--- LISTED ENTRIES ---

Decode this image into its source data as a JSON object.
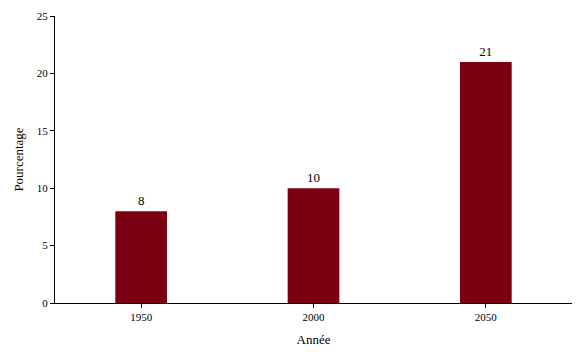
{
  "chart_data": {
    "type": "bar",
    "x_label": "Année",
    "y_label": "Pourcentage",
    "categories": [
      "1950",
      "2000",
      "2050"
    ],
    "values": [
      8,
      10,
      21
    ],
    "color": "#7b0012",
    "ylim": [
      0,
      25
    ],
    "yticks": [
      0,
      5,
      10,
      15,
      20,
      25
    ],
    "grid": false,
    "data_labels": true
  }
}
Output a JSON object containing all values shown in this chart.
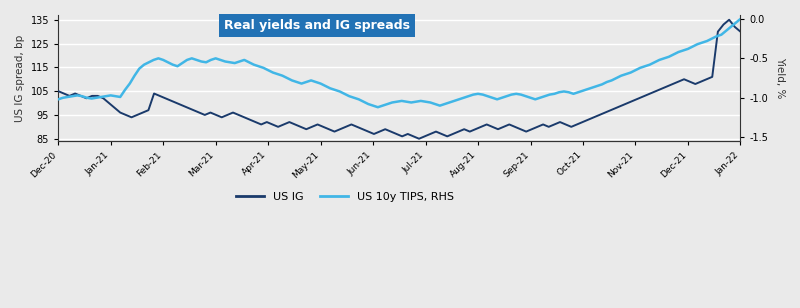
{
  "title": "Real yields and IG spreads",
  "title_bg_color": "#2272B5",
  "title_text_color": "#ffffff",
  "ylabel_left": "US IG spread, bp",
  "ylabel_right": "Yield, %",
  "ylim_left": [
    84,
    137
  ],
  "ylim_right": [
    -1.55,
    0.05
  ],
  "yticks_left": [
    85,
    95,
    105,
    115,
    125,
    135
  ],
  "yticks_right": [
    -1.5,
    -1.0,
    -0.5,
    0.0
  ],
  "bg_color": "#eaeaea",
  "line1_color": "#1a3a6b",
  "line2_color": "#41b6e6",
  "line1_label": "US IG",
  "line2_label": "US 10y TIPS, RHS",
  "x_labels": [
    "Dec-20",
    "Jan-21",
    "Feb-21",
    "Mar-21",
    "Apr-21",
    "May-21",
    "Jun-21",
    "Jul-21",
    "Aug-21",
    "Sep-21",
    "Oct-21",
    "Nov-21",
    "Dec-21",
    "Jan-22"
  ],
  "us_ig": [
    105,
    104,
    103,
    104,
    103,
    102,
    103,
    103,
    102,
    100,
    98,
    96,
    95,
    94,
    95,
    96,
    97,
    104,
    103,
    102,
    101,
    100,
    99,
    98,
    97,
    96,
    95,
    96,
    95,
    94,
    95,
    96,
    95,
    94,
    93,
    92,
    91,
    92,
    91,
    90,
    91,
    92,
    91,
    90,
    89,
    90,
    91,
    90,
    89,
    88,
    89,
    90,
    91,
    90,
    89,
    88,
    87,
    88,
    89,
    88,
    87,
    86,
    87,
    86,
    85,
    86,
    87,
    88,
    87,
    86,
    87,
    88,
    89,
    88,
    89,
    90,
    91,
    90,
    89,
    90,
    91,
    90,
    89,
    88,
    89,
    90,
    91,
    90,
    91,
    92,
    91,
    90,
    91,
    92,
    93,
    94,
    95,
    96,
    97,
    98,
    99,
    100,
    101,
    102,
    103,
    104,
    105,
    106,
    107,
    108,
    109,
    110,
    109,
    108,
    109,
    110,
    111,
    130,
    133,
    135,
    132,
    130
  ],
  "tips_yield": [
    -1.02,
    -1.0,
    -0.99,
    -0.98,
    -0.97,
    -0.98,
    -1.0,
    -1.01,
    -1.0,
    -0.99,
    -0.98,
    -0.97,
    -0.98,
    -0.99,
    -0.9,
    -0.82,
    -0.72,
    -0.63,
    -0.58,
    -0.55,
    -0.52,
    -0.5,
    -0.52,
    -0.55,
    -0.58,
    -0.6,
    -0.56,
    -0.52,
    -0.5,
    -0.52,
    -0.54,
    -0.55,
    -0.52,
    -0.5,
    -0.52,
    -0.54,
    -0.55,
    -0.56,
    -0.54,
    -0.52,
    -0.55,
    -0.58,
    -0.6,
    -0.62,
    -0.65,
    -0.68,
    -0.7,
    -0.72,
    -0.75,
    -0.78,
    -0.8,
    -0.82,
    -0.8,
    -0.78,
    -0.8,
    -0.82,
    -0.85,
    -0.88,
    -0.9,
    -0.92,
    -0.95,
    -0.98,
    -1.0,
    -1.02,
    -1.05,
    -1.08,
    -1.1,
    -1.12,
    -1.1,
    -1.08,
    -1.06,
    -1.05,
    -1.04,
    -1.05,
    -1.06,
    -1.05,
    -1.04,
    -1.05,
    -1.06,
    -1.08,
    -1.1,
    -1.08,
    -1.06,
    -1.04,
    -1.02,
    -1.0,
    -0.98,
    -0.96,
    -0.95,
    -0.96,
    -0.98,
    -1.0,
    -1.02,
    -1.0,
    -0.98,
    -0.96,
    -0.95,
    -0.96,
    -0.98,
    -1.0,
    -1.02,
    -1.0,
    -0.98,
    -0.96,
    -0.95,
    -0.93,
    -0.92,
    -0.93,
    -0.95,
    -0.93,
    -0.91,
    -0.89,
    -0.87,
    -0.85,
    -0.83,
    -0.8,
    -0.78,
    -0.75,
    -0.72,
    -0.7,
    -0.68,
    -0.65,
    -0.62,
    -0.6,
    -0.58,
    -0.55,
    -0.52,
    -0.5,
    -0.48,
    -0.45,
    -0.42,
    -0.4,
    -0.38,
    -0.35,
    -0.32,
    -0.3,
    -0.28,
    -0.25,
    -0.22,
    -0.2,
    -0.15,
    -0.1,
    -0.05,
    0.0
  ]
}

---

#### [EXERCISE]
Give an exact reproduction of every line, leaving out any picture.

#### [PROBLEM SOLUTION]
Decode this image into its source data as a JSON object.
{
  "chart_data": {
    "type": "bar",
    "x_label": "Année",
    "y_label": "Pourcentage",
    "categories": [
      "1950",
      "2000",
      "2050"
    ],
    "values": [
      8,
      10,
      21
    ],
    "color": "#7b0012",
    "ylim": [
      0,
      25
    ],
    "yticks": [
      0,
      5,
      10,
      15,
      20,
      25
    ],
    "grid": false,
    "data_labels": true
  }
}
Output a JSON object containing all values shown in this chart.
{
  "title": "Real yields and IG spreads",
  "title_bg_color": "#2272B5",
  "title_text_color": "#ffffff",
  "ylabel_left": "US IG spread, bp",
  "ylabel_right": "Yield, %",
  "ylim_left": [
    84,
    137
  ],
  "ylim_right": [
    -1.55,
    0.05
  ],
  "yticks_left": [
    85,
    95,
    105,
    115,
    125,
    135
  ],
  "yticks_right": [
    -1.5,
    -1.0,
    -0.5,
    0.0
  ],
  "bg_color": "#eaeaea",
  "line1_color": "#1a3a6b",
  "line2_color": "#41b6e6",
  "line1_label": "US IG",
  "line2_label": "US 10y TIPS, RHS",
  "x_labels": [
    "Dec-20",
    "Jan-21",
    "Feb-21",
    "Mar-21",
    "Apr-21",
    "May-21",
    "Jun-21",
    "Jul-21",
    "Aug-21",
    "Sep-21",
    "Oct-21",
    "Nov-21",
    "Dec-21",
    "Jan-22"
  ],
  "us_ig": [
    105,
    104,
    103,
    104,
    103,
    102,
    103,
    103,
    102,
    100,
    98,
    96,
    95,
    94,
    95,
    96,
    97,
    104,
    103,
    102,
    101,
    100,
    99,
    98,
    97,
    96,
    95,
    96,
    95,
    94,
    95,
    96,
    95,
    94,
    93,
    92,
    91,
    92,
    91,
    90,
    91,
    92,
    91,
    90,
    89,
    90,
    91,
    90,
    89,
    88,
    89,
    90,
    91,
    90,
    89,
    88,
    87,
    88,
    89,
    88,
    87,
    86,
    87,
    86,
    85,
    86,
    87,
    88,
    87,
    86,
    87,
    88,
    89,
    88,
    89,
    90,
    91,
    90,
    89,
    90,
    91,
    90,
    89,
    88,
    89,
    90,
    91,
    90,
    91,
    92,
    91,
    90,
    91,
    92,
    93,
    94,
    95,
    96,
    97,
    98,
    99,
    100,
    101,
    102,
    103,
    104,
    105,
    106,
    107,
    108,
    109,
    110,
    109,
    108,
    109,
    110,
    111,
    130,
    133,
    135,
    132,
    130
  ],
  "tips_yield": [
    -1.02,
    -1.0,
    -0.99,
    -0.98,
    -0.97,
    -0.98,
    -1.0,
    -1.01,
    -1.0,
    -0.99,
    -0.98,
    -0.97,
    -0.98,
    -0.99,
    -0.9,
    -0.82,
    -0.72,
    -0.63,
    -0.58,
    -0.55,
    -0.52,
    -0.5,
    -0.52,
    -0.55,
    -0.58,
    -0.6,
    -0.56,
    -0.52,
    -0.5,
    -0.52,
    -0.54,
    -0.55,
    -0.52,
    -0.5,
    -0.52,
    -0.54,
    -0.55,
    -0.56,
    -0.54,
    -0.52,
    -0.55,
    -0.58,
    -0.6,
    -0.62,
    -0.65,
    -0.68,
    -0.7,
    -0.72,
    -0.75,
    -0.78,
    -0.8,
    -0.82,
    -0.8,
    -0.78,
    -0.8,
    -0.82,
    -0.85,
    -0.88,
    -0.9,
    -0.92,
    -0.95,
    -0.98,
    -1.0,
    -1.02,
    -1.05,
    -1.08,
    -1.1,
    -1.12,
    -1.1,
    -1.08,
    -1.06,
    -1.05,
    -1.04,
    -1.05,
    -1.06,
    -1.05,
    -1.04,
    -1.05,
    -1.06,
    -1.08,
    -1.1,
    -1.08,
    -1.06,
    -1.04,
    -1.02,
    -1.0,
    -0.98,
    -0.96,
    -0.95,
    -0.96,
    -0.98,
    -1.0,
    -1.02,
    -1.0,
    -0.98,
    -0.96,
    -0.95,
    -0.96,
    -0.98,
    -1.0,
    -1.02,
    -1.0,
    -0.98,
    -0.96,
    -0.95,
    -0.93,
    -0.92,
    -0.93,
    -0.95,
    -0.93,
    -0.91,
    -0.89,
    -0.87,
    -0.85,
    -0.83,
    -0.8,
    -0.78,
    -0.75,
    -0.72,
    -0.7,
    -0.68,
    -0.65,
    -0.62,
    -0.6,
    -0.58,
    -0.55,
    -0.52,
    -0.5,
    -0.48,
    -0.45,
    -0.42,
    -0.4,
    -0.38,
    -0.35,
    -0.32,
    -0.3,
    -0.28,
    -0.25,
    -0.22,
    -0.2,
    -0.15,
    -0.1,
    -0.05,
    0.0
  ]
}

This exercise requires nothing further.